## [Problem statement]
Quote every line as given.

## [Recorded information]
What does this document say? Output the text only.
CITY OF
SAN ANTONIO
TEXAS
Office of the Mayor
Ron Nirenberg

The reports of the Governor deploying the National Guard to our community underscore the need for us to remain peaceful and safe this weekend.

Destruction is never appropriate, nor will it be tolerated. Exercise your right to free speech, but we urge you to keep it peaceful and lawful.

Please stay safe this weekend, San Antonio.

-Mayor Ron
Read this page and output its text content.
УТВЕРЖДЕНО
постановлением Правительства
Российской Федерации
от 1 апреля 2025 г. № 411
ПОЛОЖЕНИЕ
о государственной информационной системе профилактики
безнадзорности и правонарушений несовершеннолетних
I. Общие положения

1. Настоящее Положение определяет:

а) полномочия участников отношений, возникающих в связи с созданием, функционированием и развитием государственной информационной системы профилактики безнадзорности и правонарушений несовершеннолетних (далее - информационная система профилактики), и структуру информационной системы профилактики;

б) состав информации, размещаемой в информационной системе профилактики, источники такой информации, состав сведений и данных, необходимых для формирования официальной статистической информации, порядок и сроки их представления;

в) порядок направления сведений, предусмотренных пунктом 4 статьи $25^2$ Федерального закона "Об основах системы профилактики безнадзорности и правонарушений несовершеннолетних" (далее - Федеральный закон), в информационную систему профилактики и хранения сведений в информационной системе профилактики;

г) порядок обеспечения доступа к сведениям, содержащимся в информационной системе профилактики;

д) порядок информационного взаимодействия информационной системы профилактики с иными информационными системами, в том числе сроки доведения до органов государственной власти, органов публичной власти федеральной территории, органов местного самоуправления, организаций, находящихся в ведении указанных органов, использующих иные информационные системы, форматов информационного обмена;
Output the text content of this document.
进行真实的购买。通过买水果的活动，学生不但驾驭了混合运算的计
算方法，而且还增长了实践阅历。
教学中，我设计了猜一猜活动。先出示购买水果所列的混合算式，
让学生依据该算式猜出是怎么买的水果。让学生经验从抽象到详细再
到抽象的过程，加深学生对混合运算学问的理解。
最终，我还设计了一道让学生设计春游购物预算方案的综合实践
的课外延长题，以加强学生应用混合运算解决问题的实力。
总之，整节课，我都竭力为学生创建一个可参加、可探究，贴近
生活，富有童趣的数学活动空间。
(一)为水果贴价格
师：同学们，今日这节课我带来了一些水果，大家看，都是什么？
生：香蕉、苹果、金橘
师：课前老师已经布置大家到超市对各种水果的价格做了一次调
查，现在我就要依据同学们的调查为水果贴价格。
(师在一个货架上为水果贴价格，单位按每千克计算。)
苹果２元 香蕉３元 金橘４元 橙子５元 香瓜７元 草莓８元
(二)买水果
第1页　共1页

## [Result of the task]
What does this document say? Output the text only.
CITY OF
SAN ANTONIO
TEXAS
Office of the Mayor
Ron Nirenberg

The reports of the Governor deploying the National Guard to our community underscore the need for us to remain peaceful and safe this weekend.

Destruction is never appropriate, nor will it be tolerated. Exercise your right to free speech, but we urge you to keep it peaceful and lawful.

Please stay safe this weekend, San Antonio.

-Mayor Ron
Read this page and output its text content.
УТВЕРЖДЕНО
постановлением Правительства
Российской Федерации
от 1 апреля 2025 г. № 411
ПОЛОЖЕНИЕ
о государственной информационной системе профилактики
безнадзорности и правонарушений несовершеннолетних
I. Общие положения

1. Настоящее Положение определяет:

а) полномочия участников отношений, возникающих в связи с созданием, функционированием и развитием государственной информационной системы профилактики безнадзорности и правонарушений несовершеннолетних (далее - информационная система профилактики), и структуру информационной системы профилактики;

б) состав информации, размещаемой в информационной системе профилактики, источники такой информации, состав сведений и данных, необходимых для формирования официальной статистической информации, порядок и сроки их представления;

в) порядок направления сведений, предусмотренных пунктом 4 статьи $25^2$ Федерального закона "Об основах системы профилактики безнадзорности и правонарушений несовершеннолетних" (далее - Федеральный закон), в информационную систему профилактики и хранения сведений в информационной системе профилактики;

г) порядок обеспечения доступа к сведениям, содержащимся в информационной системе профилактики;

д) порядок информационного взаимодействия информационной системы профилактики с иными информационными системами, в том числе сроки доведения до органов государственной власти, органов публичной власти федеральной территории, органов местного самоуправления, организаций, находящихся в ведении указанных органов, использующих иные информационные системы, форматов информационного обмена;
Output the text content of this document.
进行真实的购买。通过买水果的活动，学生不但驾驭了混合运算的计
算方法，而且还增长了实践阅历。
教学中，我设计了猜一猜活动。先出示购买水果所列的混合算式，
让学生依据该算式猜出是怎么买的水果。让学生经验从抽象到详细再
到抽象的过程，加深学生对混合运算学问的理解。
最终，我还设计了一道让学生设计春游购物预算方案的综合实践
的课外延长题，以加强学生应用混合运算解决问题的实力。
总之，整节课，我都竭力为学生创建一个可参加、可探究，贴近
生活，富有童趣的数学活动空间。
(一)为水果贴价格
师：同学们，今日这节课我带来了一些水果，大家看，都是什么？
生：香蕉、苹果、金橘
师：课前老师已经布置大家到超市对各种水果的价格做了一次调
查，现在我就要依据同学们的调查为水果贴价格。
(师在一个货架上为水果贴价格，单位按每千克计算。)
苹果２元 香蕉３元 金橘４元 橙子５元 香瓜７元 草莓８元
(二)买水果
第1页　共1页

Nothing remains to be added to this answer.